> **Goals**
a - Answer these questions using the passage about livestock marts under Level 5 measures:
(i) What share of the comparable 2019 period did cattle throughput reach from October 22 to November 30?
(ii) How many cattle did AgriLand report passing through marts from October 19 to October 31?
(iii) What two ways may marts use to conduct sales?
b - Carry on the passage about livestock marts under Level 5 measures from the point where it ends.

The minister said that throughput from October 22 to November 30 “shows how well marts and farmers adapted to sales” under the strict measures.

In response to a parliamentary question from Sinn Féin TD Matt Carthy, the minister said that during that period, cattle throughput was at 84% of the comparable period for 2019 (186,317 v 221,234), and sheep throughput was at 83% of the comparable period for 2019 (135,881 v 164,330).

In November, AgriLand reported that cattle throughput in marts from October 19 through to October 31 amounted to 88,000, which was 94% of the volume in the corresponding period in 2019.

“Protecting the agri-food sector and people in rural communities is my key priority,” Minister McConalogue said.

“Consequently, there should be no public access to sales rings, in line with Level 5 measures. Marts may conduct sales using online platforms or through a tender process. Buyers are permitted to view animals in marts before sale, socially distanced and by prior appointment with the relevant mart.

Marts must prevent the congregation of members of the public in the mart car park or at entry ways into mart buildings.

“My department will continue to monitor the situation, and to adapt measures applied to marts in line with public health guidelines.”

Securing peat for cattle bedding

Deputy Carthy also asked the minister if his attention has been drawn to the “difficulty beef farmers currently face in securing peat for cattle bedding”

> **Data segment**

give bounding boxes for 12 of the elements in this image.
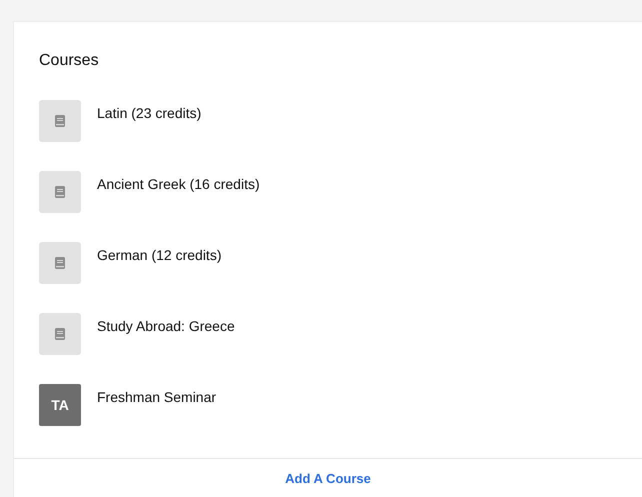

> **Results for each task**
a -
(i) 84% (186,317 v 221,234)
(ii) 88,000
(iii) Online platforms or a tender process

b -
The minister said that in relation to livestock bedding materials, he understands “that while straw volumes harvested in 2020 were lower than in some years, there was, nonetheless, a significant carryover of material from harvest 2019”.

“There is currently no indication of a shortage of straw for bedding,” he said.

I am, of course, aware that some livestock farmers often use composite bedding materials that incorporate peat. However, sustainable alternatives to peat such as sawdust are increasingly being used.

The minister noted that the Department of Agriculture, Food and the Marine is not involved in the regulation of peat extraction. It is a planning process under the remit of the Department of Housing, Local Government and Heritage and an Integrated Pollution Control (IPC) license process, under the remit of the Department of Communications, Climate Action and Environment.